▸ **Goal**: Rewrite every line of the listing below as a numbered list, leaving out blank lines and the pictures.

▸ **Data lines**:
-- Begin --

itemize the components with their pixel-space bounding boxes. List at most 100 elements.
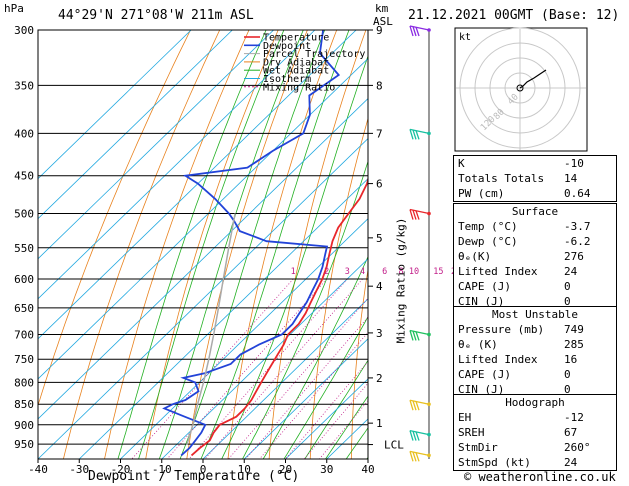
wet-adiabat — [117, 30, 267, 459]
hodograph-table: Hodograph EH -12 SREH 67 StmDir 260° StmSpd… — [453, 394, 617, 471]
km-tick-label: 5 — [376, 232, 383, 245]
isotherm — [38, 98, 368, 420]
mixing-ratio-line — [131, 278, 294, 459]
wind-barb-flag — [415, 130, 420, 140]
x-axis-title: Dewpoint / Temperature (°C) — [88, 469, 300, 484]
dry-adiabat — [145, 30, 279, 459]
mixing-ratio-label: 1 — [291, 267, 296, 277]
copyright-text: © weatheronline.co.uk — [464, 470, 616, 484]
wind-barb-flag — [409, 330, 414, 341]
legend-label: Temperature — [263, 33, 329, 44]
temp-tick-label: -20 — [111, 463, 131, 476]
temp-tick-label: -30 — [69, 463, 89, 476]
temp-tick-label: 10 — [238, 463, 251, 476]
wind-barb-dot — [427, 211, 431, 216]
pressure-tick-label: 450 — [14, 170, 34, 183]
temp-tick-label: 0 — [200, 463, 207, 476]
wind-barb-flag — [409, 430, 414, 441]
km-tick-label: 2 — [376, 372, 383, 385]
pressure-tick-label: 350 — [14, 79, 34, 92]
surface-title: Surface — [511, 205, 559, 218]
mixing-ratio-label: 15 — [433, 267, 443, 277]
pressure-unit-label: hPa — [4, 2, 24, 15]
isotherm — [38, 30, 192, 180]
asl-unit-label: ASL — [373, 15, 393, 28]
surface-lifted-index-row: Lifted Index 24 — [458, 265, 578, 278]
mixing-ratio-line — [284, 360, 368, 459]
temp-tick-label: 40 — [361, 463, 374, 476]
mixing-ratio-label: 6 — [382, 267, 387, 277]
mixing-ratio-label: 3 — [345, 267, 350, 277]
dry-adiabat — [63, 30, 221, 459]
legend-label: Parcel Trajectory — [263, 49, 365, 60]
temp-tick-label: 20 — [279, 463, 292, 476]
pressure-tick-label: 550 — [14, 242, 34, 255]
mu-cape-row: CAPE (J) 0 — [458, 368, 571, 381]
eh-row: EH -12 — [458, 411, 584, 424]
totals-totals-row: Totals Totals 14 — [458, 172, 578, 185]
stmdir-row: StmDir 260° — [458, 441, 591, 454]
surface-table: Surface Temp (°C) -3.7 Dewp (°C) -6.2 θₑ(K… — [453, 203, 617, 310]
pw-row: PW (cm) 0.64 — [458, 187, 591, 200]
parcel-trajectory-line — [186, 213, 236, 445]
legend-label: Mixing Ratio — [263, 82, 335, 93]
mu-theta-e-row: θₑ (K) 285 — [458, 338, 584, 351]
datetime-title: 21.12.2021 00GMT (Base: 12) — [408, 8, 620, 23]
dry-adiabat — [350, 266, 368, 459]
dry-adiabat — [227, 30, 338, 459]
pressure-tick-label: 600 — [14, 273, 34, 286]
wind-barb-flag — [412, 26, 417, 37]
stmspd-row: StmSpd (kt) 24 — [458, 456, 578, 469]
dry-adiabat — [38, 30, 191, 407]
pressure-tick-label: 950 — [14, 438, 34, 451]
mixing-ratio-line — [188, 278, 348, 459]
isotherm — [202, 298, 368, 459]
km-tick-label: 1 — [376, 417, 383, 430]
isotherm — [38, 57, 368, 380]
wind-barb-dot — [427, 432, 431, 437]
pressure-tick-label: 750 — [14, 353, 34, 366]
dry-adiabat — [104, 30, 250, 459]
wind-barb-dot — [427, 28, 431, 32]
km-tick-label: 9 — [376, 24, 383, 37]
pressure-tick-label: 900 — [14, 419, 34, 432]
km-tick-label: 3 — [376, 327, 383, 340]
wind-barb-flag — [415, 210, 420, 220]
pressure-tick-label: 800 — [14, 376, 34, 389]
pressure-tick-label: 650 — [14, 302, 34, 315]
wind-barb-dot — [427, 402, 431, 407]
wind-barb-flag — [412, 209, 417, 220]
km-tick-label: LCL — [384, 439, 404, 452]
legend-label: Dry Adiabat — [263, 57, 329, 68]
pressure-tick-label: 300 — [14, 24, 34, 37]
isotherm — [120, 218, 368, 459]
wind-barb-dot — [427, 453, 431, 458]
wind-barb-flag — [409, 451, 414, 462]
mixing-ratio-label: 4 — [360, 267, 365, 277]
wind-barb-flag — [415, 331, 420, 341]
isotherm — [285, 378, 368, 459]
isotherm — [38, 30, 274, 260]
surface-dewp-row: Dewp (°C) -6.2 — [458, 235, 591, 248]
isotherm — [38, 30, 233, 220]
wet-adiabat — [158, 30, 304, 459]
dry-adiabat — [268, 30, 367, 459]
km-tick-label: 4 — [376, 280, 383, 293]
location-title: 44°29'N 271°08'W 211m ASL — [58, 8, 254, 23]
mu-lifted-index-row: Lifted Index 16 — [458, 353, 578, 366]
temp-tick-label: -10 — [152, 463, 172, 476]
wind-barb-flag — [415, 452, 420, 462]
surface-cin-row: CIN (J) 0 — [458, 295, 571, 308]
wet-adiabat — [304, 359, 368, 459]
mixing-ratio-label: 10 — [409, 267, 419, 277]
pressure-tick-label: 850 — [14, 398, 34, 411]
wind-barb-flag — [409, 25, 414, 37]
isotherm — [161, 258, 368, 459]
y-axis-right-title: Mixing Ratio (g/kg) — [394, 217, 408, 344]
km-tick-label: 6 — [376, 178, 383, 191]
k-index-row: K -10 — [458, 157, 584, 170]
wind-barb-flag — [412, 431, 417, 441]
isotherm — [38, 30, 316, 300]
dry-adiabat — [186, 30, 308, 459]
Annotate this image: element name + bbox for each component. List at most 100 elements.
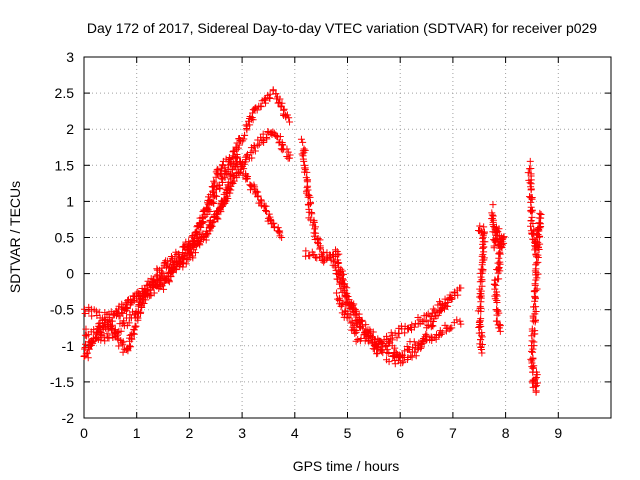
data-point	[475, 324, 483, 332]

-- End --

▸ **Result of this exercise**:
1. itemize the components with their pixel-space bounding boxes. List at most 100 elements.
2. wet-adiabat — [117, 30, 267, 459]
3. hodograph-table: Hodograph EH -12 SREH 67 StmDir 260° StmSpd… — [453, 394, 617, 471]
4. km-tick-label: 5 — [376, 232, 383, 245]
5. isotherm — [38, 98, 368, 420]
6. mixing-ratio-line — [131, 278, 294, 459]
7. wind-barb-flag — [415, 130, 420, 140]
8. x-axis-title: Dewpoint / Temperature (°C) — [88, 469, 300, 484]
9. dry-adiabat — [145, 30, 279, 459]
10. mixing-ratio-label: 1 — [291, 267, 296, 277]
11. copyright-text: © weatheronline.co.uk — [464, 470, 616, 484]
12. wind-barb-flag — [409, 330, 414, 341]
13. legend-label: Temperature — [263, 33, 329, 44]
14. temp-tick-label: -20 — [111, 463, 131, 476]
15. temp-tick-label: -30 — [69, 463, 89, 476]
16. temp-tick-label: 10 — [238, 463, 251, 476]
17. wind-barb-dot — [427, 211, 431, 216]
18. pressure-tick-label: 450 — [14, 170, 34, 183]
19. temp-tick-label: 0 — [200, 463, 207, 476]
20. wind-barb-flag — [409, 430, 414, 441]
21. km-tick-label: 2 — [376, 372, 383, 385]
22. pressure-tick-label: 350 — [14, 79, 34, 92]
23. surface-title: Surface — [511, 205, 559, 218]
24. mixing-ratio-label: 15 — [433, 267, 443, 277]
25. pressure-unit-label: hPa — [4, 2, 24, 15]
26. isotherm — [38, 30, 192, 180]
27. asl-unit-label: ASL — [373, 15, 393, 28]
28. surface-lifted-index-row: Lifted Index 24 — [458, 265, 578, 278]
29. mixing-ratio-line — [284, 360, 368, 459]
30. temp-tick-label: 40 — [361, 463, 374, 476]
31. mixing-ratio-label: 6 — [382, 267, 387, 277]
32. mixing-ratio-label: 3 — [345, 267, 350, 277]
33. dry-adiabat — [63, 30, 221, 459]
34. legend-label: Parcel Trajectory — [263, 49, 365, 60]
35. temp-tick-label: 20 — [279, 463, 292, 476]
36. pressure-tick-label: 550 — [14, 242, 34, 255]
37. mu-cape-row: CAPE (J) 0 — [458, 368, 571, 381]
38. eh-row: EH -12 — [458, 411, 584, 424]
39. totals-totals-row: Totals Totals 14 — [458, 172, 578, 185]
40. stmdir-row: StmDir 260° — [458, 441, 591, 454]
41. surface-table: Surface Temp (°C) -3.7 Dewp (°C) -6.2 θₑ(K… — [453, 203, 617, 310]
42. pw-row: PW (cm) 0.64 — [458, 187, 591, 200]
43. parcel-trajectory-line — [186, 213, 236, 445]
44. legend-label: Mixing Ratio — [263, 82, 335, 93]
45. mu-theta-e-row: θₑ (K) 285 — [458, 338, 584, 351]
46. datetime-title: 21.12.2021 00GMT (Base: 12) — [408, 8, 620, 23]
47. dry-adiabat — [350, 266, 368, 459]
48. dry-adiabat — [227, 30, 338, 459]
49. pressure-tick-label: 600 — [14, 273, 34, 286]
50. wind-barb-flag — [412, 26, 417, 37]
51. stmspd-row: StmSpd (kt) 24 — [458, 456, 578, 469]
52. dry-adiabat — [38, 30, 191, 407]
53. pressure-tick-label: 950 — [14, 438, 34, 451]
54. mixing-ratio-line — [188, 278, 348, 459]
55. isotherm — [202, 298, 368, 459]
56. km-tick-label: 1 — [376, 417, 383, 430]
57. isotherm — [38, 57, 368, 380]
58. wind-barb-dot — [427, 432, 431, 437]
59. pressure-tick-label: 750 — [14, 353, 34, 366]
60. dry-adiabat — [104, 30, 250, 459]
61. wind-barb-dot — [427, 28, 431, 32]
62. km-tick-label: 9 — [376, 24, 383, 37]
63. pressure-tick-label: 900 — [14, 419, 34, 432]
64. km-tick-label: 3 — [376, 327, 383, 340]
65. wind-barb-flag — [415, 210, 420, 220]
66. pressure-tick-label: 800 — [14, 376, 34, 389]
67. pressure-tick-label: 650 — [14, 302, 34, 315]
68. wind-barb-dot — [427, 402, 431, 407]
69. wind-barb-flag — [412, 209, 417, 220]
70. km-tick-label: LCL — [384, 439, 404, 452]
71. legend-label: Dry Adiabat — [263, 57, 329, 68]
72. pressure-tick-label: 300 — [14, 24, 34, 37]
73. isotherm — [120, 218, 368, 459]
74. wind-barb-dot — [427, 453, 431, 458]
75. wind-barb-flag — [409, 451, 414, 462]
76. mixing-ratio-label: 4 — [360, 267, 365, 277]
77. wind-barb-flag — [415, 331, 420, 341]
78. isotherm — [285, 378, 368, 459]
79. isotherm — [38, 30, 274, 260]
80. surface-dewp-row: Dewp (°C) -6.2 — [458, 235, 591, 248]
81. isotherm — [38, 30, 233, 220]
82. wet-adiabat — [158, 30, 304, 459]
83. dry-adiabat — [268, 30, 367, 459]
84. km-tick-label: 4 — [376, 280, 383, 293]
85. location-title: 44°29'N 271°08'W 211m ASL — [58, 8, 254, 23]
86. mu-lifted-index-row: Lifted Index 16 — [458, 353, 578, 366]
87. temp-tick-label: -10 — [152, 463, 172, 476]
88. wind-barb-flag — [415, 452, 420, 462]
89. surface-cin-row: CIN (J) 0 — [458, 295, 571, 308]
90. wet-adiabat — [304, 359, 368, 459]
91. mixing-ratio-label: 10 — [409, 267, 419, 277]
92. pressure-tick-label: 850 — [14, 398, 34, 411]
93. wind-barb-flag — [409, 25, 414, 37]
94. isotherm — [161, 258, 368, 459]
95. y-axis-right-title: Mixing Ratio (g/kg) — [394, 217, 408, 344]
96. km-tick-label: 6 — [376, 178, 383, 191]
97. k-index-row: K -10 — [458, 157, 584, 170]
98. wind-barb-flag — [412, 431, 417, 441]
99. isotherm — [38, 30, 316, 300]
100. dry-adiabat — [186, 30, 308, 459]
101. Annotate this image: element name + bbox for each component. List at most 100 elements.
102. data-point	[475, 324, 483, 332]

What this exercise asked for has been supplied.